== RECORDS SUPPLIED ==
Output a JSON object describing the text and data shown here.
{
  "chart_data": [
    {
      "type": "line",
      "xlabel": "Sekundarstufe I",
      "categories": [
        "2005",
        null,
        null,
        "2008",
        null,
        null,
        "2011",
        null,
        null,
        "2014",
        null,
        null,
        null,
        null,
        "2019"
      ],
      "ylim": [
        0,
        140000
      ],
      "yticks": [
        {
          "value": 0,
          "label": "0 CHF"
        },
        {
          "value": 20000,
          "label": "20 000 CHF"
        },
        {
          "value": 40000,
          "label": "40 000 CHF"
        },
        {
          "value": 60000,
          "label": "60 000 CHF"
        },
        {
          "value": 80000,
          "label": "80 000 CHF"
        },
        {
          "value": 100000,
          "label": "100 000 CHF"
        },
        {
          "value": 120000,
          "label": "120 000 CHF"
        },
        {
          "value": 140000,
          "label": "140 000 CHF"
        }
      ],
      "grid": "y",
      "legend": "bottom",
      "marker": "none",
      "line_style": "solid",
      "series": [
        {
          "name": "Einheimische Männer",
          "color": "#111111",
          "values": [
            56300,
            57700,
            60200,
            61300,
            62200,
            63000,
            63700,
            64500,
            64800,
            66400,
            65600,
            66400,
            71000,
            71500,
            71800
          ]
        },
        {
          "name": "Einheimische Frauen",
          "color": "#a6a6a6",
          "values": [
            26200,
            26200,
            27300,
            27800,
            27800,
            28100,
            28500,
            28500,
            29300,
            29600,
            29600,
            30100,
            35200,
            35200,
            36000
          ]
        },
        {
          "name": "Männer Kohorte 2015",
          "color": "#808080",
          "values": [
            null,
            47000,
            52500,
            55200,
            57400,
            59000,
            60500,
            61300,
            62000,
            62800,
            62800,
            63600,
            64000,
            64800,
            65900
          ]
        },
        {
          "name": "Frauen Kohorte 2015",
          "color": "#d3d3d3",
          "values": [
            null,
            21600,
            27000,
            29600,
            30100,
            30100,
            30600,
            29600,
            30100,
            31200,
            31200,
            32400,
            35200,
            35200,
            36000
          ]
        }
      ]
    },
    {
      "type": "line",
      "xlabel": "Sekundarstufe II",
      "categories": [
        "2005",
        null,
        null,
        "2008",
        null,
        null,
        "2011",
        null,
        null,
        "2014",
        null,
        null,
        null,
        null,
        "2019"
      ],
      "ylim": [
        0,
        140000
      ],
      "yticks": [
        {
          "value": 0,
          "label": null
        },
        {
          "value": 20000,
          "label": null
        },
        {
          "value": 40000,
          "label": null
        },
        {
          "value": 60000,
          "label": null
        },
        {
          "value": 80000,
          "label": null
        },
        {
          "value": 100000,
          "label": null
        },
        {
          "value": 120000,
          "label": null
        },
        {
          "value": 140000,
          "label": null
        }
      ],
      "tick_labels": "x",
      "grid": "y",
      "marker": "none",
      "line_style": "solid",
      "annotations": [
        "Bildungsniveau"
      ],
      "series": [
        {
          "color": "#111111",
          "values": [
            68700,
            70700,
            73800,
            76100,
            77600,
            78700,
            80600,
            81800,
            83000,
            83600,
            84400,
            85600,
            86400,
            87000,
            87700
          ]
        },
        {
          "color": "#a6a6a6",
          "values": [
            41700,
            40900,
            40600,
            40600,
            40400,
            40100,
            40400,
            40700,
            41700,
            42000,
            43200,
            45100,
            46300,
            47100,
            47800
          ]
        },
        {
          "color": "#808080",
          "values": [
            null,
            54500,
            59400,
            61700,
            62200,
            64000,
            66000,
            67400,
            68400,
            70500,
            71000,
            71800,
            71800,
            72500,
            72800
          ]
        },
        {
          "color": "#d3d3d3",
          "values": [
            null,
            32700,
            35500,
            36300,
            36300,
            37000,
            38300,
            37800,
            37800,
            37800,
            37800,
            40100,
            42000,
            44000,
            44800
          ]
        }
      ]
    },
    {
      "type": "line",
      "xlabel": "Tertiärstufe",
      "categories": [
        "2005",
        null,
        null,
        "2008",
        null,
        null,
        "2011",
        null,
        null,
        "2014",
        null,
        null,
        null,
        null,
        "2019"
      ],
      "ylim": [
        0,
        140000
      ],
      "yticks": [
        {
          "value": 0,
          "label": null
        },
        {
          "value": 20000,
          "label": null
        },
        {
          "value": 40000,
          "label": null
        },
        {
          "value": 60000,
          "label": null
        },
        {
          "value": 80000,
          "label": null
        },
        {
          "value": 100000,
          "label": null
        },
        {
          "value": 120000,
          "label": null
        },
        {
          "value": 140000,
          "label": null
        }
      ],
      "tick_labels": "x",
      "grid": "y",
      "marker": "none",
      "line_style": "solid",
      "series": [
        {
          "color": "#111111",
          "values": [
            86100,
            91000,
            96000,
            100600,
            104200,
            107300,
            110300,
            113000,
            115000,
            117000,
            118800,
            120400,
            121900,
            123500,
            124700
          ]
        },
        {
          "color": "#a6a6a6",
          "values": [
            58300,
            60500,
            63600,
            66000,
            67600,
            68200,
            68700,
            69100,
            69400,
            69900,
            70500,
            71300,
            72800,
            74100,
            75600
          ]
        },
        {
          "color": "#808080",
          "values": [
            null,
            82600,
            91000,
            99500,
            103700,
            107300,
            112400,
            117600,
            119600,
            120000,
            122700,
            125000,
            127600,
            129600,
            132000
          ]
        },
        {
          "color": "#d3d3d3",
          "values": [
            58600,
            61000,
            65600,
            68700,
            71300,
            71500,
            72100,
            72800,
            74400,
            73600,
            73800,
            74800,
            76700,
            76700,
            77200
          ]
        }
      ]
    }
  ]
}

== WHAT YOU ARE ASKED TO DO ==
Above are some records. Print them all exactly.

== THE RESPONSE ==
Output a JSON object describing the text and data shown here.
{
  "chart_data": [
    {
      "type": "line",
      "xlabel": "Sekundarstufe I",
      "categories": [
        "2005",
        null,
        null,
        "2008",
        null,
        null,
        "2011",
        null,
        null,
        "2014",
        null,
        null,
        null,
        null,
        "2019"
      ],
      "ylim": [
        0,
        140000
      ],
      "yticks": [
        {
          "value": 0,
          "label": "0 CHF"
        },
        {
          "value": 20000,
          "label": "20 000 CHF"
        },
        {
          "value": 40000,
          "label": "40 000 CHF"
        },
        {
          "value": 60000,
          "label": "60 000 CHF"
        },
        {
          "value": 80000,
          "label": "80 000 CHF"
        },
        {
          "value": 100000,
          "label": "100 000 CHF"
        },
        {
          "value": 120000,
          "label": "120 000 CHF"
        },
        {
          "value": 140000,
          "label": "140 000 CHF"
        }
      ],
      "grid": "y",
      "legend": "bottom",
      "marker": "none",
      "line_style": "solid",
      "series": [
        {
          "name": "Einheimische Männer",
          "color": "#111111",
          "values": [
            56300,
            57700,
            60200,
            61300,
            62200,
            63000,
            63700,
            64500,
            64800,
            66400,
            65600,
            66400,
            71000,
            71500,
            71800
          ]
        },
        {
          "name": "Einheimische Frauen",
          "color": "#a6a6a6",
          "values": [
            26200,
            26200,
            27300,
            27800,
            27800,
            28100,
            28500,
            28500,
            29300,
            29600,
            29600,
            30100,
            35200,
            35200,
            36000
          ]
        },
        {
          "name": "Männer Kohorte 2015",
          "color": "#808080",
          "values": [
            null,
            47000,
            52500,
            55200,
            57400,
            59000,
            60500,
            61300,
            62000,
            62800,
            62800,
            63600,
            64000,
            64800,
            65900
          ]
        },
        {
          "name": "Frauen Kohorte 2015",
          "color": "#d3d3d3",
          "values": [
            null,
            21600,
            27000,
            29600,
            30100,
            30100,
            30600,
            29600,
            30100,
            31200,
            31200,
            32400,
            35200,
            35200,
            36000
          ]
        }
      ]
    },
    {
      "type": "line",
      "xlabel": "Sekundarstufe II",
      "categories": [
        "2005",
        null,
        null,
        "2008",
        null,
        null,
        "2011",
        null,
        null,
        "2014",
        null,
        null,
        null,
        null,
        "2019"
      ],
      "ylim": [
        0,
        140000
      ],
      "yticks": [
        {
          "value": 0,
          "label": null
        },
        {
          "value": 20000,
          "label": null
        },
        {
          "value": 40000,
          "label": null
        },
        {
          "value": 60000,
          "label": null
        },
        {
          "value": 80000,
          "label": null
        },
        {
          "value": 100000,
          "label": null
        },
        {
          "value": 120000,
          "label": null
        },
        {
          "value": 140000,
          "label": null
        }
      ],
      "tick_labels": "x",
      "grid": "y",
      "marker": "none",
      "line_style": "solid",
      "annotations": [
        "Bildungsniveau"
      ],
      "series": [
        {
          "color": "#111111",
          "values": [
            68700,
            70700,
            73800,
            76100,
            77600,
            78700,
            80600,
            81800,
            83000,
            83600,
            84400,
            85600,
            86400,
            87000,
            87700
          ]
        },
        {
          "color": "#a6a6a6",
          "values": [
            41700,
            40900,
            40600,
            40600,
            40400,
            40100,
            40400,
            40700,
            41700,
            42000,
            43200,
            45100,
            46300,
            47100,
            47800
          ]
        },
        {
          "color": "#808080",
          "values": [
            null,
            54500,
            59400,
            61700,
            62200,
            64000,
            66000,
            67400,
            68400,
            70500,
            71000,
            71800,
            71800,
            72500,
            72800
          ]
        },
        {
          "color": "#d3d3d3",
          "values": [
            null,
            32700,
            35500,
            36300,
            36300,
            37000,
            38300,
            37800,
            37800,
            37800,
            37800,
            40100,
            42000,
            44000,
            44800
          ]
        }
      ]
    },
    {
      "type": "line",
      "xlabel": "Tertiärstufe",
      "categories": [
        "2005",
        null,
        null,
        "2008",
        null,
        null,
        "2011",
        null,
        null,
        "2014",
        null,
        null,
        null,
        null,
        "2019"
      ],
      "ylim": [
        0,
        140000
      ],
      "yticks": [
        {
          "value": 0,
          "label": null
        },
        {
          "value": 20000,
          "label": null
        },
        {
          "value": 40000,
          "label": null
        },
        {
          "value": 60000,
          "label": null
        },
        {
          "value": 80000,
          "label": null
        },
        {
          "value": 100000,
          "label": null
        },
        {
          "value": 120000,
          "label": null
        },
        {
          "value": 140000,
          "label": null
        }
      ],
      "tick_labels": "x",
      "grid": "y",
      "marker": "none",
      "line_style": "solid",
      "series": [
        {
          "color": "#111111",
          "values": [
            86100,
            91000,
            96000,
            100600,
            104200,
            107300,
            110300,
            113000,
            115000,
            117000,
            118800,
            120400,
            121900,
            123500,
            124700
          ]
        },
        {
          "color": "#a6a6a6",
          "values": [
            58300,
            60500,
            63600,
            66000,
            67600,
            68200,
            68700,
            69100,
            69400,
            69900,
            70500,
            71300,
            72800,
            74100,
            75600
          ]
        },
        {
          "color": "#808080",
          "values": [
            null,
            82600,
            91000,
            99500,
            103700,
            107300,
            112400,
            117600,
            119600,
            120000,
            122700,
            125000,
            127600,
            129600,
            132000
          ]
        },
        {
          "color": "#d3d3d3",
          "values": [
            58600,
            61000,
            65600,
            68700,
            71300,
            71500,
            72100,
            72800,
            74400,
            73600,
            73800,
            74800,
            76700,
            76700,
            77200
          ]
        }
      ]
    }
  ]
}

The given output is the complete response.